TASK PROMPT: Copy out only those lines running from the line with "What's the underlying" to the end of the listing, keeping each one exactly as it is.

STORED ROWS:
-.-.-

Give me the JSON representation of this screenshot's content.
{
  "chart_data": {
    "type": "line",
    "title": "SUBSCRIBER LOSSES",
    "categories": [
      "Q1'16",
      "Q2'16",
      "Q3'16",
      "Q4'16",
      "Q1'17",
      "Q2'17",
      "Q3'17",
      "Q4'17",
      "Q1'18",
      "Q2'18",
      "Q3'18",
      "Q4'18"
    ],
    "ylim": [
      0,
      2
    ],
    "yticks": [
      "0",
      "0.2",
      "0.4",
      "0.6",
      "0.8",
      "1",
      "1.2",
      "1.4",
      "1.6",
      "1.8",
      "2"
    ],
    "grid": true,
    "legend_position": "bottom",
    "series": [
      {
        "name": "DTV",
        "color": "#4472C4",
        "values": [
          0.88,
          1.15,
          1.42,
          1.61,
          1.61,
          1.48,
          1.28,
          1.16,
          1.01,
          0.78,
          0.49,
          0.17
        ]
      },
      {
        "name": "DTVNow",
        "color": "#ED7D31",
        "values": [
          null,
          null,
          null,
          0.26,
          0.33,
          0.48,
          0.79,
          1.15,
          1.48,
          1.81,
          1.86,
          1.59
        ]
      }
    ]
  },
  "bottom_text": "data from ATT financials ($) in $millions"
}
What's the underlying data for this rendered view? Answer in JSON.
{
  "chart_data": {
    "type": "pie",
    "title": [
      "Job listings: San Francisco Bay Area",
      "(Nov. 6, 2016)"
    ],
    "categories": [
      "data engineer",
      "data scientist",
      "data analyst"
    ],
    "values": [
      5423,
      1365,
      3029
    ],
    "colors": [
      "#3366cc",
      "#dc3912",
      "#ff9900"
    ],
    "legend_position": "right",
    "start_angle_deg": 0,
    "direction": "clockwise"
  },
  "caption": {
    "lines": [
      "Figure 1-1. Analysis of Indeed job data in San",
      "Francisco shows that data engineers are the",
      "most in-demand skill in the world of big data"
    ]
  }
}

-.-.-

ANSWER TO THIS EXERCISE:
What's the underlying data for this rendered view? Answer in JSON.
{
  "chart_data": {
    "type": "pie",
    "title": [
      "Job listings: San Francisco Bay Area",
      "(Nov. 6, 2016)"
    ],
    "categories": [
      "data engineer",
      "data scientist",
      "data analyst"
    ],
    "values": [
      5423,
      1365,
      3029
    ],
    "colors": [
      "#3366cc",
      "#dc3912",
      "#ff9900"
    ],
    "legend_position": "right",
    "start_angle_deg": 0,
    "direction": "clockwise"
  },
  "caption": {
    "lines": [
      "Figure 1-1. Analysis of Indeed job data in San",
      "Francisco shows that data engineers are the",
      "most in-demand skill in the world of big data"
    ]
  }
}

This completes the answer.